◆ **STATED PROBLEM**
Your task is to repeat the listing exactly.
*** RECORDS FOR PROCESSING
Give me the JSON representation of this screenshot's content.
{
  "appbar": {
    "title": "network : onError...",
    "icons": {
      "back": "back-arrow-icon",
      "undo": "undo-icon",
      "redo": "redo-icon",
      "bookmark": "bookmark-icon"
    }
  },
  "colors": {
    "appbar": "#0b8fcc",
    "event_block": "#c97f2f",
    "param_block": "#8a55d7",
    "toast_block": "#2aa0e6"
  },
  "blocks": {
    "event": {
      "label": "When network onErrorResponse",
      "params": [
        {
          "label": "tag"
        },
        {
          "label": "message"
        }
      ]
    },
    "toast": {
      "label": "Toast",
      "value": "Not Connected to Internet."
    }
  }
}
******
◆ **THE SOLUTION**
Give me the JSON representation of this screenshot's content.
{
  "appbar": {
    "title": "network : onError...",
    "icons": {
      "back": "back-arrow-icon",
      "undo": "undo-icon",
      "redo": "redo-icon",
      "bookmark": "bookmark-icon"
    }
  },
  "colors": {
    "appbar": "#0b8fcc",
    "event_block": "#c97f2f",
    "param_block": "#8a55d7",
    "toast_block": "#2aa0e6"
  },
  "blocks": {
    "event": {
      "label": "When network onErrorResponse",
      "params": [
        {
          "label": "tag"
        },
        {
          "label": "message"
        }
      ]
    },
    "toast": {
      "label": "Toast",
      "value": "Not Connected to Internet."
    }
  }
}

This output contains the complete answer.